>> Start Data records

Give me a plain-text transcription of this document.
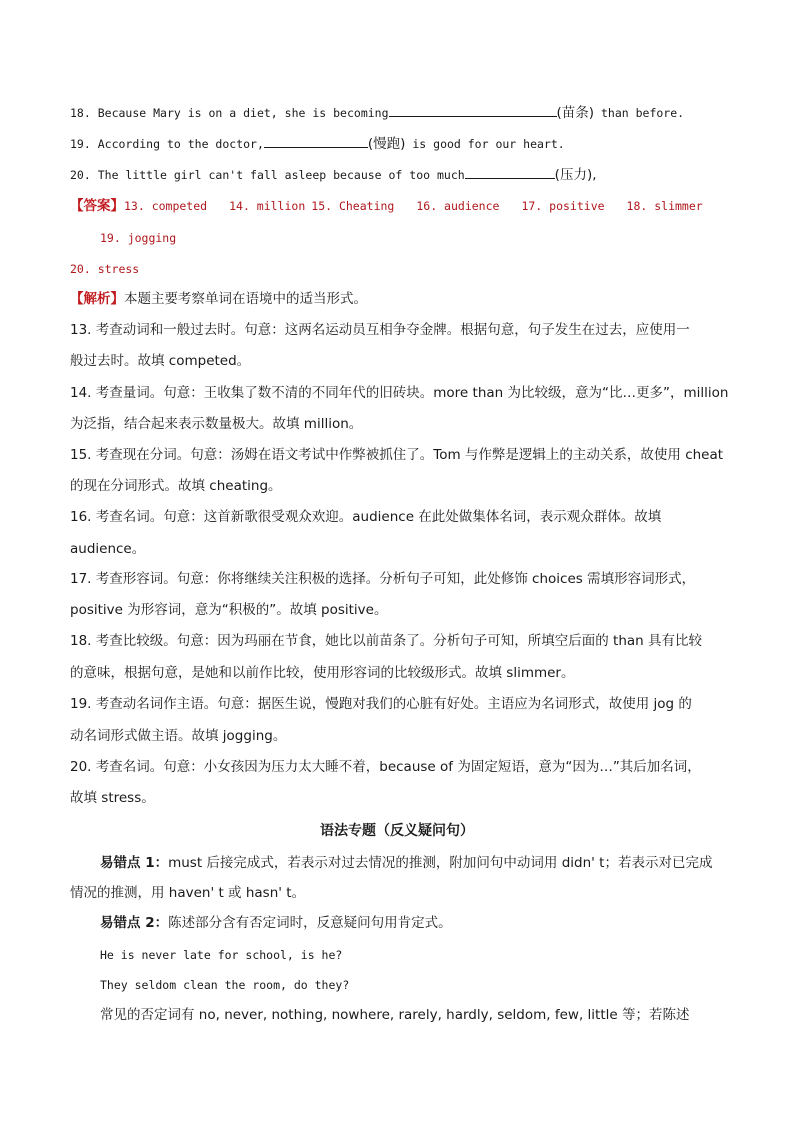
18. Because Mary is on a diet, she is becoming	(苗条) than before.
19. According to the doctor,	(慢跑) is good for our heart.
20. The little girl can't fall asleep because of too much	(压力),
【答案】13. competed 14. million 15. Cheating 16. audience 17. positive 18. slimmer
19. jogging
20. stress
【解析】本题主要考察单词在语境中的适当形式。
13. 考查动词和一般过去时。句意：这两名运动员互相争夺金牌。根据句意，句子发生在过去，应使用一
般过去时。故填 competed。
14. 考查量词。句意：王收集了数不清的不同年代的旧砖块。more than 为比较级，意为“比…更多”，million
为泛指，结合起来表示数量极大。故填 million。
15. 考查现在分词。句意：汤姆在语文考试中作弊被抓住了。Tom 与作弊是逻辑上的主动关系，故使用 cheat
的现在分词形式。故填 cheating。
16. 考查名词。句意：这首新歌很受观众欢迎。audience 在此处做集体名词，表示观众群体。故填
audience。
17. 考查形容词。句意：你将继续关注积极的选择。分析句子可知，此处修饰 choices 需填形容词形式，
positive 为形容词，意为“积极的”。故填 positive。
18. 考查比较级。句意：因为玛丽在节食，她比以前苗条了。分析句子可知，所填空后面的 than 具有比较
的意味，根据句意，是她和以前作比较，使用形容词的比较级形式。故填 slimmer。
19. 考查动名词作主语。句意：据医生说，慢跑对我们的心脏有好处。主语应为名词形式，故使用 jog 的
动名词形式做主语。故填 jogging。
20. 考查名词。句意：小女孩因为压力太大睡不着，because of 为固定短语，意为“因为…”其后加名词，
故填 stress。
语法专题（反义疑问句）
易错点 1：must 后接完成式，若表示对过去情况的推测，附加问句中动词用 didn' t；若表示对已完成
情况的推测，用 haven' t 或 hasn' t。
易错点 2：陈述部分含有否定词时，反意疑问句用肯定式。
He is never late for school, is he?
They seldom clean the room, do they?
常见的否定词有 no, never, nothing, nowhere, rarely, hardly, seldom, few, little 等；若陈述
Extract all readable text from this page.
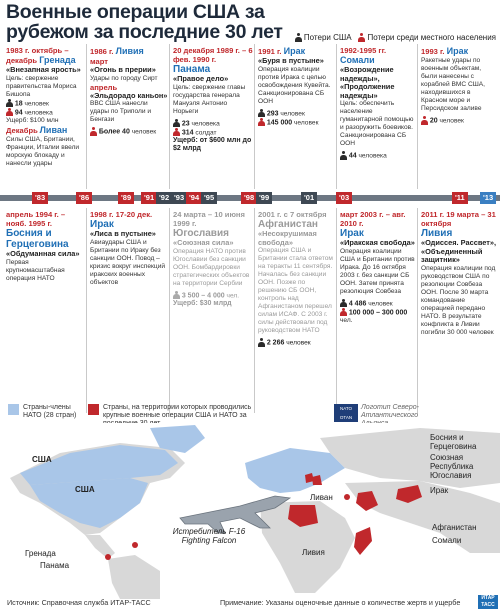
Военные операции США за рубежом за последние 30 лет	Потери США Потери среди местного населения
1983 г. октябрь – декабрь Гренада
«Внезапная ярость»
Цель: свержение правительства Мориса Бишопа
18 человек
94 человека
Ущерб: $100 млн
Декабрь Ливан
Силы США, Британии, Франции, Италии ввели морскую блокаду и нанесли удары
1986 г. Ливия
март
«Огонь в прерии»
Удары по городу Сирт
апрель
«Эльдорадо каньон»
ВВС США нанесли удары по Триполи и Бенгази
Более 40 человек
20 декабря 1989 г. – 6 фев. 1990 г.
Панама
«Правое дело»
Цель: свержение главы государства генерала Мануэля Антонио Норьеги
23 человека
314 солдат
Ущерб: от $600 млн до $2 млрд
1991 г. Ирак
«Буря в пустыне»
Операция коалиции против Ирака с целью освобождения Кувейта. Санкционирована СБ ООН
293 человек
145 000 человек
1992-1995 гг. Сомали
«Возрождение надежды»,
«Продолжение надежды»
Цель: обеспечить население гуманитарной помощью и разоружить боевиков. Санкционирована СБ ООН
44 человека
1993 г. Ирак
Ракетные удары по военным объектам, были нанесены с кораблей ВМС США, находившихся в Красном море и Персидском заливе
20 человек
'83	'86	'89	'91 '92 '93 '94 '95	'98 '99	'01	'03	'11	'13
апрель 1994 г. – нояб. 1995 г.
Босния и Герцеговина
«Обдуманная сила»
Первая крупномасштабная операция НАТО
1998 г. 17-20 дек.
Ирак
«Лиса в пустыне»
Авиаудары США и Британии по Ираку без санкции ООН. Повод – кризис вокруг инспекций иракских военных объектов
24 марта – 10 июня 1999 г.
Югославия
«Союзная сила»
Операция НАТО против Югославии без санкции ООН. Бомбардировки стратегических объектов на территории Сербии
3 500 – 4 000 чел.
Ущерб: $30 млрд
2001 г. с 7 октября
Афганистан
«Несокрушимая свобода»
Операция США и Британии стала ответом на теракты 11 сентября. Началась без санкции ООН. Позже по решению СБ ООН, контроль над Афганистаном перешел силам ИСАФ. С 2003 г. силы действовали под руководством НАТО
2 266 человек
март 2003 г. – авг. 2010 г.
Ирак
«Иракская свобода»
Операция коалиции США и Британии против Ирака. До 16 октября 2003 г. без санкции СБ ООН. Затем принята резолюция Совбеза
4 486 человек
100 000 – 300 000 чел.
2011 г. 19 марта – 31 октября
Ливия
«Одиссея. Рассвет»,
«Объединенный защитник»
Операция коалиции под руководством США по резолюции Совбеза ООН. После 30 марта командование операцией передано НАТО. В результате конфликта в Ливии погибли 30 000 человек
Страны-члены НАТО (28 стран)
Страны, на территории которых проводились крупные военные операции США и НАТО за
NATO OTAN
Логотип Северо-Атлантического
США
США
Гренада
Панама
Истребитель F-16 Fighting Falcon
Босния и Герцеговина
Союзная Республика Югославия
Ирак
Ливан
Афганистан
Сомали
Ливия
Источник: Справочная служба ИТАР-ТАСС	Примечание: Указаны оценочные данные о количестве жертв и ущербе	ИТАР ТАСС
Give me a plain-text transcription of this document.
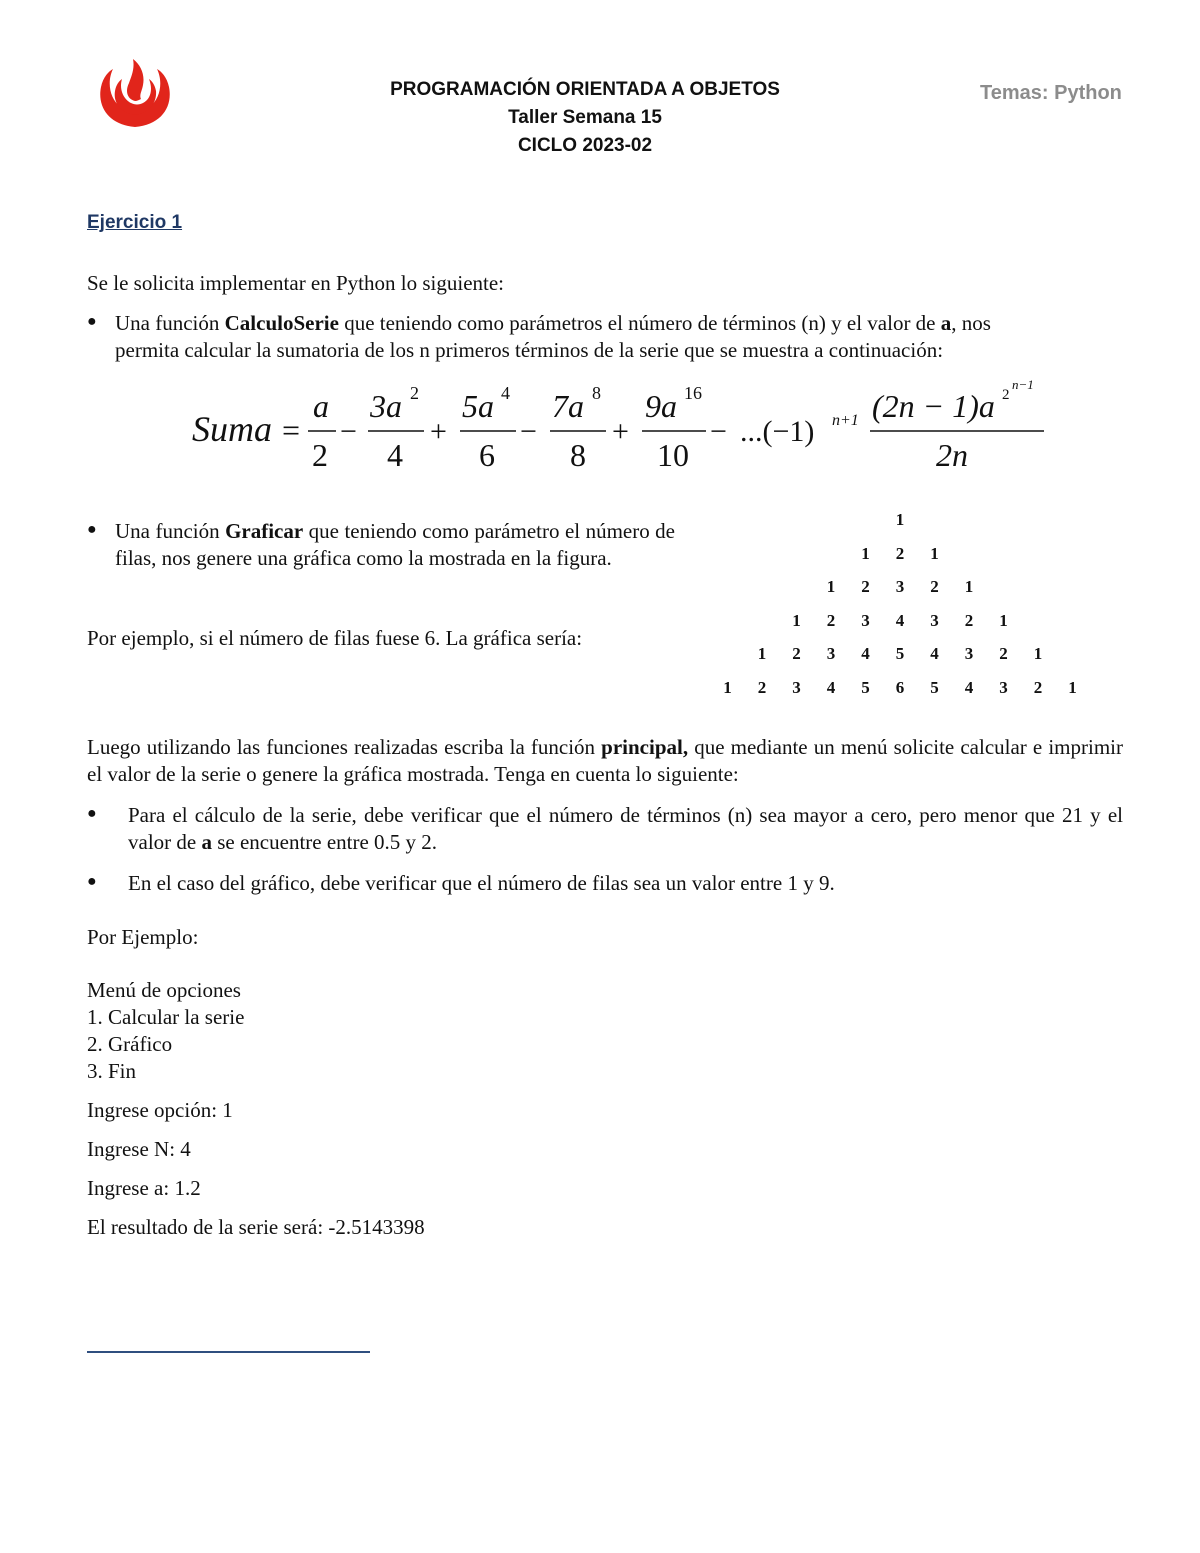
PROGRAMACIÓN ORIENTADA A OBJETOS
Taller Semana 15
CICLO 2023-02
Temas: Python
Ejercicio 1
Se le solicita implementar en Python lo siguiente:
● Una función CalculoSerie que teniendo como parámetros el número de términos (n) y el valor de a, nos
permita calcular la sumatoria de los n primeros términos de la serie que se muestra a continuación:
Suma =
a
2
−
3a 2
4
+
5a 4
6
−
7a 8
8
+
9a 16
10
− ...(−1) n+1 (2n − 1)a 2
n−1
2n
● Una función Graficar que teniendo como parámetro el número de filas, nos genere una gráfica como la mostrada en la figura.
Por ejemplo, si el número de filas fuese 6. La gráfica sería:
1
1	2	1
1	2	3	2	1
1	2	3	4	3	2	1
1	2	3	4	5	4	3	2	1
1	2	3	4	5	6	5	4	3	2	1
Luego utilizando las funciones realizadas escriba la función principal, que mediante un menú solicite calcular e imprimir el valor de la serie o genere la gráfica mostrada. Tenga en cuenta lo siguiente:
●	Para el cálculo de la serie, debe verificar que el número de términos (n) sea mayor a cero, pero menor que 21 y el valor de a se encuentre entre 0.5 y 2.
●	En el caso del gráfico, debe verificar que el número de filas sea un valor entre 1 y 9.
Por Ejemplo:
Menú de opciones
1. Calcular la serie
2. Gráfico
3. Fin
Ingrese opción: 1
Ingrese N: 4
Ingrese a: 1.2
El resultado de la serie será: -2.5143398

>> End Data records

### Description of the task
Every line above should be returned exactly; the pictures stay out.

### Written solution
Give me a plain-text transcription of this document.
18. Because Mary is on a diet, she is becoming	(苗条) than before.
19. According to the doctor,	(慢跑) is good for our heart.
20. The little girl can't fall asleep because of too much	(压力),
【答案】13. competed 14. million 15. Cheating 16. audience 17. positive 18. slimmer
19. jogging
20. stress
【解析】本题主要考察单词在语境中的适当形式。
13. 考查动词和一般过去时。句意：这两名运动员互相争夺金牌。根据句意，句子发生在过去，应使用一
般过去时。故填 competed。
14. 考查量词。句意：王收集了数不清的不同年代的旧砖块。more than 为比较级，意为“比…更多”，million
为泛指，结合起来表示数量极大。故填 million。
15. 考查现在分词。句意：汤姆在语文考试中作弊被抓住了。Tom 与作弊是逻辑上的主动关系，故使用 cheat
的现在分词形式。故填 cheating。
16. 考查名词。句意：这首新歌很受观众欢迎。audience 在此处做集体名词，表示观众群体。故填
audience。
17. 考查形容词。句意：你将继续关注积极的选择。分析句子可知，此处修饰 choices 需填形容词形式，
positive 为形容词，意为“积极的”。故填 positive。
18. 考查比较级。句意：因为玛丽在节食，她比以前苗条了。分析句子可知，所填空后面的 than 具有比较
的意味，根据句意，是她和以前作比较，使用形容词的比较级形式。故填 slimmer。
19. 考查动名词作主语。句意：据医生说，慢跑对我们的心脏有好处。主语应为名词形式，故使用 jog 的
动名词形式做主语。故填 jogging。
20. 考查名词。句意：小女孩因为压力太大睡不着，because of 为固定短语，意为“因为…”其后加名词，
故填 stress。
语法专题（反义疑问句）
易错点 1：must 后接完成式，若表示对过去情况的推测，附加问句中动词用 didn' t；若表示对已完成
情况的推测，用 haven' t 或 hasn' t。
易错点 2：陈述部分含有否定词时，反意疑问句用肯定式。
He is never late for school, is he?
They seldom clean the room, do they?
常见的否定词有 no, never, nothing, nowhere, rarely, hardly, seldom, few, little 等；若陈述
Extract all readable text from this page.
Военные операции США за рубежом за последние 30 лет	Потери США Потери среди местного населения
1983 г. октябрь – декабрь Гренада
«Внезапная ярость»
Цель: свержение правительства Мориса Бишопа
18 человек
94 человека
Ущерб: $100 млн
Декабрь Ливан
Силы США, Британии, Франции, Италии ввели морскую блокаду и нанесли удары
1986 г. Ливия
март
«Огонь в прерии»
Удары по городу Сирт
апрель
«Эльдорадо каньон»
ВВС США нанесли удары по Триполи и Бенгази
Более 40 человек
20 декабря 1989 г. – 6 фев. 1990 г.
Панама
«Правое дело»
Цель: свержение главы государства генерала Мануэля Антонио Норьеги
23 человека
314 солдат
Ущерб: от $600 млн до $2 млрд
1991 г. Ирак
«Буря в пустыне»
Операция коалиции против Ирака с целью освобождения Кувейта. Санкционирована СБ ООН
293 человек
145 000 человек
1992-1995 гг. Сомали
«Возрождение надежды»,
«Продолжение надежды»
Цель: обеспечить население гуманитарной помощью и разоружить боевиков. Санкционирована СБ ООН
44 человека
1993 г. Ирак
Ракетные удары по военным объектам, были нанесены с кораблей ВМС США, находившихся в Красном море и Персидском заливе
20 человек
'83	'86	'89	'91 '92 '93 '94 '95	'98 '99	'01	'03	'11	'13
апрель 1994 г. – нояб. 1995 г.
Босния и Герцеговина
«Обдуманная сила»
Первая крупномасштабная операция НАТО
1998 г. 17-20 дек.
Ирак
«Лиса в пустыне»
Авиаудары США и Британии по Ираку без санкции ООН. Повод – кризис вокруг инспекций иракских военных объектов
24 марта – 10 июня 1999 г.
Югославия
«Союзная сила»
Операция НАТО против Югославии без санкции ООН. Бомбардировки стратегических объектов на территории Сербии
3 500 – 4 000 чел.
Ущерб: $30 млрд
2001 г. с 7 октября
Афганистан
«Несокрушимая свобода»
Операция США и Британии стала ответом на теракты 11 сентября. Началась без санкции ООН. Позже по решению СБ ООН, контроль над Афганистаном перешел силам ИСАФ. С 2003 г. силы действовали под руководством НАТО
2 266 человек
март 2003 г. – авг. 2010 г.
Ирак
«Иракская свобода»
Операция коалиции США и Британии против Ирака. До 16 октября 2003 г. без санкции СБ ООН. Затем принята резолюция Совбеза
4 486 человек
100 000 – 300 000 чел.
2011 г. 19 марта – 31 октября
Ливия
«Одиссея. Рассвет»,
«Объединенный защитник»
Операция коалиции под руководством США по резолюции Совбеза ООН. После 30 марта командование операцией передано НАТО. В результате конфликта в Ливии погибли 30 000 человек
Страны-члены НАТО (28 стран)
Страны, на территории которых проводились крупные военные операции США и НАТО за
NATO OTAN
Логотип Северо-Атлантического
США
США
Гренада
Панама
Истребитель F-16 Fighting Falcon
Босния и Герцеговина
Союзная Республика Югославия
Ирак
Ливан
Афганистан
Сомали
Ливия
Источник: Справочная служба ИТАР-ТАСС	Примечание: Указаны оценочные данные о количестве жертв и ущербе	ИТАР ТАСС
Give me a plain-text transcription of this document.
PROGRAMACIÓN ORIENTADA A OBJETOS
Taller Semana 15
CICLO 2023-02
Temas: Python
Ejercicio 1
Se le solicita implementar en Python lo siguiente:
● Una función CalculoSerie que teniendo como parámetros el número de términos (n) y el valor de a, nos
permita calcular la sumatoria de los n primeros términos de la serie que se muestra a continuación:
Suma =
a
2
−
3a 2
4
+
5a 4
6
−
7a 8
8
+
9a 16
10
− ...(−1) n+1 (2n − 1)a 2
n−1
2n
● Una función Graficar que teniendo como parámetro el número de filas, nos genere una gráfica como la mostrada en la figura.
Por ejemplo, si el número de filas fuese 6. La gráfica sería:
1
1	2	1
1	2	3	2	1
1	2	3	4	3	2	1
1	2	3	4	5	4	3	2	1
1	2	3	4	5	6	5	4	3	2	1
Luego utilizando las funciones realizadas escriba la función principal, que mediante un menú solicite calcular e imprimir el valor de la serie o genere la gráfica mostrada. Tenga en cuenta lo siguiente:
●	Para el cálculo de la serie, debe verificar que el número de términos (n) sea mayor a cero, pero menor que 21 y el valor de a se encuentre entre 0.5 y 2.
●	En el caso del gráfico, debe verificar que el número de filas sea un valor entre 1 y 9.
Por Ejemplo:
Menú de opciones
1. Calcular la serie
2. Gráfico
3. Fin
Ingrese opción: 1
Ingrese N: 4
Ingrese a: 1.2
El resultado de la serie será: -2.5143398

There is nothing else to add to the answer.